§ Directive
Reproduce the lines of the material exactly, excluding every image.

§ Source data
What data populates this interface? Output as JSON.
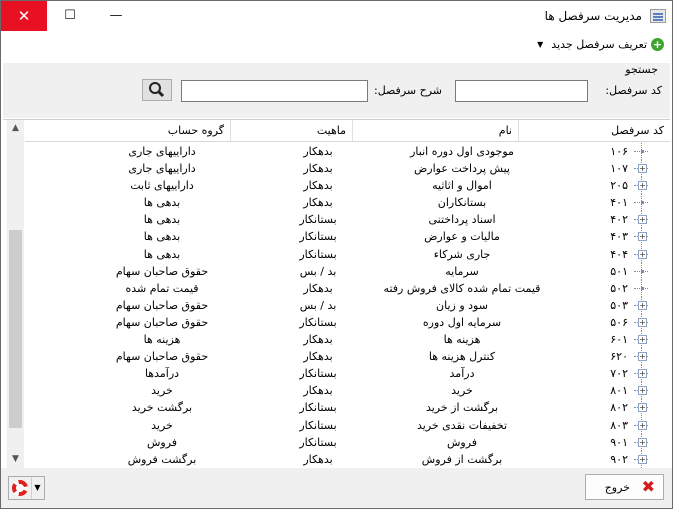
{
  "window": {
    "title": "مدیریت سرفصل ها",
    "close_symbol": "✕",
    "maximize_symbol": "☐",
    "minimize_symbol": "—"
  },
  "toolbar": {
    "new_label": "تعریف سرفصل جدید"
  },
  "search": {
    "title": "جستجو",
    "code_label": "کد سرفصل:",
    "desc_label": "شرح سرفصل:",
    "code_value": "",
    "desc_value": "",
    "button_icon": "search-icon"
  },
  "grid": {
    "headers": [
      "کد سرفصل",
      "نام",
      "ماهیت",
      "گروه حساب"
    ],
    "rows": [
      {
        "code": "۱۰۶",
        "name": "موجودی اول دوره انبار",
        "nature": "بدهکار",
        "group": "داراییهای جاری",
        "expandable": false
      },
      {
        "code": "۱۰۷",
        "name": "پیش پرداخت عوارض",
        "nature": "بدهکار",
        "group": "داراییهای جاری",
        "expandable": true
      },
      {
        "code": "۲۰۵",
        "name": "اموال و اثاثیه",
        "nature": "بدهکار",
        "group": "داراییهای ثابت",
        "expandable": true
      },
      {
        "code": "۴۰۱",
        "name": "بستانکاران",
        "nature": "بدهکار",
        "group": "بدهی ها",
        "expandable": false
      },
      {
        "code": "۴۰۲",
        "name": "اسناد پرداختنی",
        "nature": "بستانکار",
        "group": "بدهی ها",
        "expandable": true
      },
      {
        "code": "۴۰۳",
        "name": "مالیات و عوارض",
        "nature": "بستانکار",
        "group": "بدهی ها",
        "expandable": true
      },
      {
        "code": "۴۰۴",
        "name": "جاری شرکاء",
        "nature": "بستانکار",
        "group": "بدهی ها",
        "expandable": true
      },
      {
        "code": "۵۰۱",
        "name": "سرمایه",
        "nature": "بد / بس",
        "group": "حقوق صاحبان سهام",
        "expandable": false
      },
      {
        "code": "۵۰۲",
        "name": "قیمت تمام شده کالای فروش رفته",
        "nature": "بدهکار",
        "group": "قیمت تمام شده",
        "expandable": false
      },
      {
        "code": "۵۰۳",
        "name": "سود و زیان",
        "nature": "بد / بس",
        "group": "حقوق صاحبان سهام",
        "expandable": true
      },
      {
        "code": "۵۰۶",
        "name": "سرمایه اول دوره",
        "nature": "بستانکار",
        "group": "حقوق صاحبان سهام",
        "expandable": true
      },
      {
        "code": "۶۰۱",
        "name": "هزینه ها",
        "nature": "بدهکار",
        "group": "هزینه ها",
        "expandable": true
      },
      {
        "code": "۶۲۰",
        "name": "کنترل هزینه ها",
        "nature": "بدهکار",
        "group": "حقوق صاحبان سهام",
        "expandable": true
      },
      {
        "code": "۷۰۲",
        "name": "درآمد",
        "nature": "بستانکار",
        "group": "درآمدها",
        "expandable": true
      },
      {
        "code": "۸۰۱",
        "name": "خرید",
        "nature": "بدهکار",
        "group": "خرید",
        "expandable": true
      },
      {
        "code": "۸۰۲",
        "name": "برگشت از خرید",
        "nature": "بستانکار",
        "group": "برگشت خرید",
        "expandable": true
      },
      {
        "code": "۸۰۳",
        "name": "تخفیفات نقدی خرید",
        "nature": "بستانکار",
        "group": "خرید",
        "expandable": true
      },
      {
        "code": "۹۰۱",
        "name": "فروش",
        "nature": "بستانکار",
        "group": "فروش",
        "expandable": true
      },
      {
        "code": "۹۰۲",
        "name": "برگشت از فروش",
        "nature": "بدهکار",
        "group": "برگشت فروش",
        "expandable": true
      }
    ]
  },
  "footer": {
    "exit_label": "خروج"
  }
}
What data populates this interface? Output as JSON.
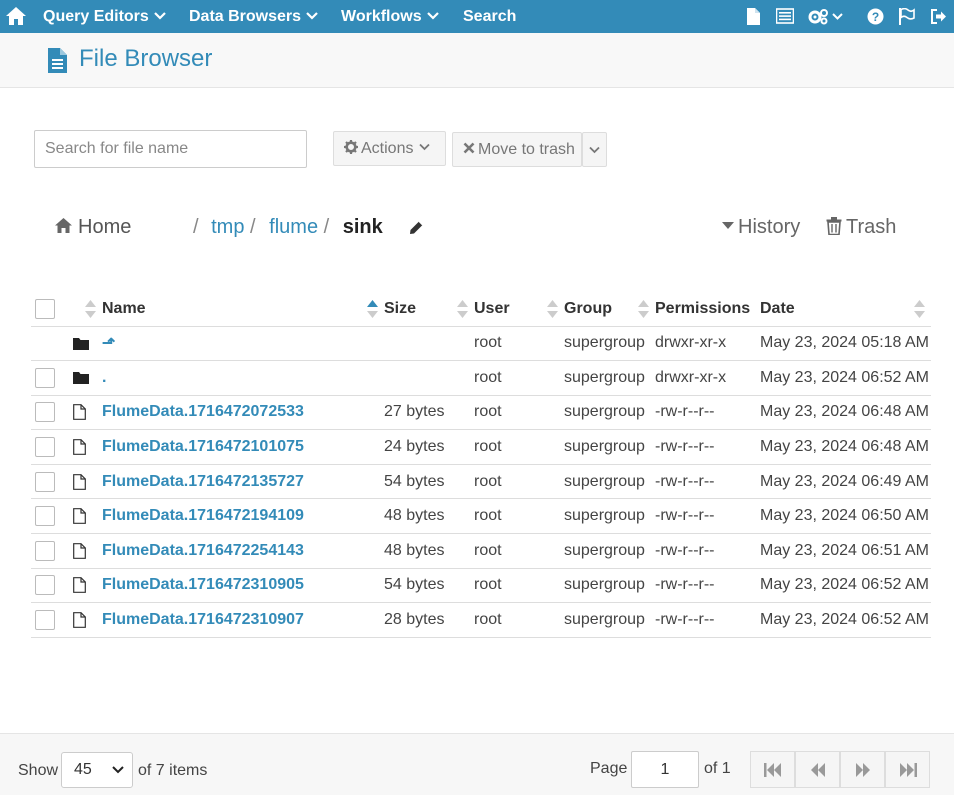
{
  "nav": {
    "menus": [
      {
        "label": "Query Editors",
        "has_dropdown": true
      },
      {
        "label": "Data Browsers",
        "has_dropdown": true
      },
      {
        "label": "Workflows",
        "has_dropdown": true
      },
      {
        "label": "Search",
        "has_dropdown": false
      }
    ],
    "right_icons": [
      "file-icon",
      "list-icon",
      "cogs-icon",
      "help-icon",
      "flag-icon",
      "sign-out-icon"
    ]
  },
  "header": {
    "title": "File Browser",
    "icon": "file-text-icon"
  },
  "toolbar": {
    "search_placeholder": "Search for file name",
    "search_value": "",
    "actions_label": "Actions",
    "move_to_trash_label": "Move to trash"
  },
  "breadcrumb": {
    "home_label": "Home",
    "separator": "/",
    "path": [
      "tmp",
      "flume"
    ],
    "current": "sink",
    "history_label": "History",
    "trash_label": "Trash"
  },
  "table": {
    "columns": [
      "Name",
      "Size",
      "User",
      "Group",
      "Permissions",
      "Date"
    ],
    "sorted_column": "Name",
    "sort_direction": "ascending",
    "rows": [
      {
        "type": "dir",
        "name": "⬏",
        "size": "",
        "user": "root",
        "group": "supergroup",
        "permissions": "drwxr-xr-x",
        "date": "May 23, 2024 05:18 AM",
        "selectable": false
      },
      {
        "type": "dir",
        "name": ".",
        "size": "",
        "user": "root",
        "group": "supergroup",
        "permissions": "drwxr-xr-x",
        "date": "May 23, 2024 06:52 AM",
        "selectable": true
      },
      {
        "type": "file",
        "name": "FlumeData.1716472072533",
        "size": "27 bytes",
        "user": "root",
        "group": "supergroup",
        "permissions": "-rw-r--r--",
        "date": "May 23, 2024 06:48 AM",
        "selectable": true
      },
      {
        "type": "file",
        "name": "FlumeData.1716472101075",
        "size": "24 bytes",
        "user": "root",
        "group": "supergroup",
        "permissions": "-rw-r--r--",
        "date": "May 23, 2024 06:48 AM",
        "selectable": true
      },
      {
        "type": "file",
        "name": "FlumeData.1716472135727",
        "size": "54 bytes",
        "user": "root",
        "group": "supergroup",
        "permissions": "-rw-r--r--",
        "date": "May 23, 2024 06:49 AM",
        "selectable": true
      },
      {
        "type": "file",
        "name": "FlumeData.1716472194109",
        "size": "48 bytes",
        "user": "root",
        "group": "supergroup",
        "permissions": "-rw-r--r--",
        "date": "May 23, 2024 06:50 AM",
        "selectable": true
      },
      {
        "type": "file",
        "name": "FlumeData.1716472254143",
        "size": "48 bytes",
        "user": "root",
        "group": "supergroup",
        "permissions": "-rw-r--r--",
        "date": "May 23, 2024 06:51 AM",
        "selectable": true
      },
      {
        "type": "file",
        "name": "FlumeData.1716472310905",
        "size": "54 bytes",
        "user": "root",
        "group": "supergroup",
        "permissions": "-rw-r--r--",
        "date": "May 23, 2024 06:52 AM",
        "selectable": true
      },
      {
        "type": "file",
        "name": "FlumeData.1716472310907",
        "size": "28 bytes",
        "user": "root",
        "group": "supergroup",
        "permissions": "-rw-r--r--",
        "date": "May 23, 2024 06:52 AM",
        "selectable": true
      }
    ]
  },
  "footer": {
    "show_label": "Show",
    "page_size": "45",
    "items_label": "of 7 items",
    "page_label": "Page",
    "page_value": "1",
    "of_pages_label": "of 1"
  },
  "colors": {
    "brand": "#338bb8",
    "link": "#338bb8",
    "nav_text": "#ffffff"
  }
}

§ In response
What data populates this interface? Output as JSON.
{
  "window": {
    "title": "مدیریت سرفصل ها",
    "close_symbol": "✕",
    "maximize_symbol": "☐",
    "minimize_symbol": "—"
  },
  "toolbar": {
    "new_label": "تعریف سرفصل جدید"
  },
  "search": {
    "title": "جستجو",
    "code_label": "کد سرفصل:",
    "desc_label": "شرح سرفصل:",
    "code_value": "",
    "desc_value": "",
    "button_icon": "search-icon"
  },
  "grid": {
    "headers": [
      "کد سرفصل",
      "نام",
      "ماهیت",
      "گروه حساب"
    ],
    "rows": [
      {
        "code": "۱۰۶",
        "name": "موجودی اول دوره انبار",
        "nature": "بدهکار",
        "group": "داراییهای جاری",
        "expandable": false
      },
      {
        "code": "۱۰۷",
        "name": "پیش پرداخت عوارض",
        "nature": "بدهکار",
        "group": "داراییهای جاری",
        "expandable": true
      },
      {
        "code": "۲۰۵",
        "name": "اموال و اثاثیه",
        "nature": "بدهکار",
        "group": "داراییهای ثابت",
        "expandable": true
      },
      {
        "code": "۴۰۱",
        "name": "بستانکاران",
        "nature": "بدهکار",
        "group": "بدهی ها",
        "expandable": false
      },
      {
        "code": "۴۰۲",
        "name": "اسناد پرداختنی",
        "nature": "بستانکار",
        "group": "بدهی ها",
        "expandable": true
      },
      {
        "code": "۴۰۳",
        "name": "مالیات و عوارض",
        "nature": "بستانکار",
        "group": "بدهی ها",
        "expandable": true
      },
      {
        "code": "۴۰۴",
        "name": "جاری شرکاء",
        "nature": "بستانکار",
        "group": "بدهی ها",
        "expandable": true
      },
      {
        "code": "۵۰۱",
        "name": "سرمایه",
        "nature": "بد / بس",
        "group": "حقوق صاحبان سهام",
        "expandable": false
      },
      {
        "code": "۵۰۲",
        "name": "قیمت تمام شده کالای فروش رفته",
        "nature": "بدهکار",
        "group": "قیمت تمام شده",
        "expandable": false
      },
      {
        "code": "۵۰۳",
        "name": "سود و زیان",
        "nature": "بد / بس",
        "group": "حقوق صاحبان سهام",
        "expandable": true
      },
      {
        "code": "۵۰۶",
        "name": "سرمایه اول دوره",
        "nature": "بستانکار",
        "group": "حقوق صاحبان سهام",
        "expandable": true
      },
      {
        "code": "۶۰۱",
        "name": "هزینه ها",
        "nature": "بدهکار",
        "group": "هزینه ها",
        "expandable": true
      },
      {
        "code": "۶۲۰",
        "name": "کنترل هزینه ها",
        "nature": "بدهکار",
        "group": "حقوق صاحبان سهام",
        "expandable": true
      },
      {
        "code": "۷۰۲",
        "name": "درآمد",
        "nature": "بستانکار",
        "group": "درآمدها",
        "expandable": true
      },
      {
        "code": "۸۰۱",
        "name": "خرید",
        "nature": "بدهکار",
        "group": "خرید",
        "expandable": true
      },
      {
        "code": "۸۰۲",
        "name": "برگشت از خرید",
        "nature": "بستانکار",
        "group": "برگشت خرید",
        "expandable": true
      },
      {
        "code": "۸۰۳",
        "name": "تخفیفات نقدی خرید",
        "nature": "بستانکار",
        "group": "خرید",
        "expandable": true
      },
      {
        "code": "۹۰۱",
        "name": "فروش",
        "nature": "بستانکار",
        "group": "فروش",
        "expandable": true
      },
      {
        "code": "۹۰۲",
        "name": "برگشت از فروش",
        "nature": "بدهکار",
        "group": "برگشت فروش",
        "expandable": true
      }
    ]
  },
  "footer": {
    "exit_label": "خروج"
  }
}
What data populates this interface? Output as JSON.
{
  "nav": {
    "menus": [
      {
        "label": "Query Editors",
        "has_dropdown": true
      },
      {
        "label": "Data Browsers",
        "has_dropdown": true
      },
      {
        "label": "Workflows",
        "has_dropdown": true
      },
      {
        "label": "Search",
        "has_dropdown": false
      }
    ],
    "right_icons": [
      "file-icon",
      "list-icon",
      "cogs-icon",
      "help-icon",
      "flag-icon",
      "sign-out-icon"
    ]
  },
  "header": {
    "title": "File Browser",
    "icon": "file-text-icon"
  },
  "toolbar": {
    "search_placeholder": "Search for file name",
    "search_value": "",
    "actions_label": "Actions",
    "move_to_trash_label": "Move to trash"
  },
  "breadcrumb": {
    "home_label": "Home",
    "separator": "/",
    "path": [
      "tmp",
      "flume"
    ],
    "current": "sink",
    "history_label": "History",
    "trash_label": "Trash"
  },
  "table": {
    "columns": [
      "Name",
      "Size",
      "User",
      "Group",
      "Permissions",
      "Date"
    ],
    "sorted_column": "Name",
    "sort_direction": "ascending",
    "rows": [
      {
        "type": "dir",
        "name": "⬏",
        "size": "",
        "user": "root",
        "group": "supergroup",
        "permissions": "drwxr-xr-x",
        "date": "May 23, 2024 05:18 AM",
        "selectable": false
      },
      {
        "type": "dir",
        "name": ".",
        "size": "",
        "user": "root",
        "group": "supergroup",
        "permissions": "drwxr-xr-x",
        "date": "May 23, 2024 06:52 AM",
        "selectable": true
      },
      {
        "type": "file",
        "name": "FlumeData.1716472072533",
        "size": "27 bytes",
        "user": "root",
        "group": "supergroup",
        "permissions": "-rw-r--r--",
        "date": "May 23, 2024 06:48 AM",
        "selectable": true
      },
      {
        "type": "file",
        "name": "FlumeData.1716472101075",
        "size": "24 bytes",
        "user": "root",
        "group": "supergroup",
        "permissions": "-rw-r--r--",
        "date": "May 23, 2024 06:48 AM",
        "selectable": true
      },
      {
        "type": "file",
        "name": "FlumeData.1716472135727",
        "size": "54 bytes",
        "user": "root",
        "group": "supergroup",
        "permissions": "-rw-r--r--",
        "date": "May 23, 2024 06:49 AM",
        "selectable": true
      },
      {
        "type": "file",
        "name": "FlumeData.1716472194109",
        "size": "48 bytes",
        "user": "root",
        "group": "supergroup",
        "permissions": "-rw-r--r--",
        "date": "May 23, 2024 06:50 AM",
        "selectable": true
      },
      {
        "type": "file",
        "name": "FlumeData.1716472254143",
        "size": "48 bytes",
        "user": "root",
        "group": "supergroup",
        "permissions": "-rw-r--r--",
        "date": "May 23, 2024 06:51 AM",
        "selectable": true
      },
      {
        "type": "file",
        "name": "FlumeData.1716472310905",
        "size": "54 bytes",
        "user": "root",
        "group": "supergroup",
        "permissions": "-rw-r--r--",
        "date": "May 23, 2024 06:52 AM",
        "selectable": true
      },
      {
        "type": "file",
        "name": "FlumeData.1716472310907",
        "size": "28 bytes",
        "user": "root",
        "group": "supergroup",
        "permissions": "-rw-r--r--",
        "date": "May 23, 2024 06:52 AM",
        "selectable": true
      }
    ]
  },
  "footer": {
    "show_label": "Show",
    "page_size": "45",
    "items_label": "of 7 items",
    "page_label": "Page",
    "page_value": "1",
    "of_pages_label": "of 1"
  },
  "colors": {
    "brand": "#338bb8",
    "link": "#338bb8",
    "nav_text": "#ffffff"
  }
}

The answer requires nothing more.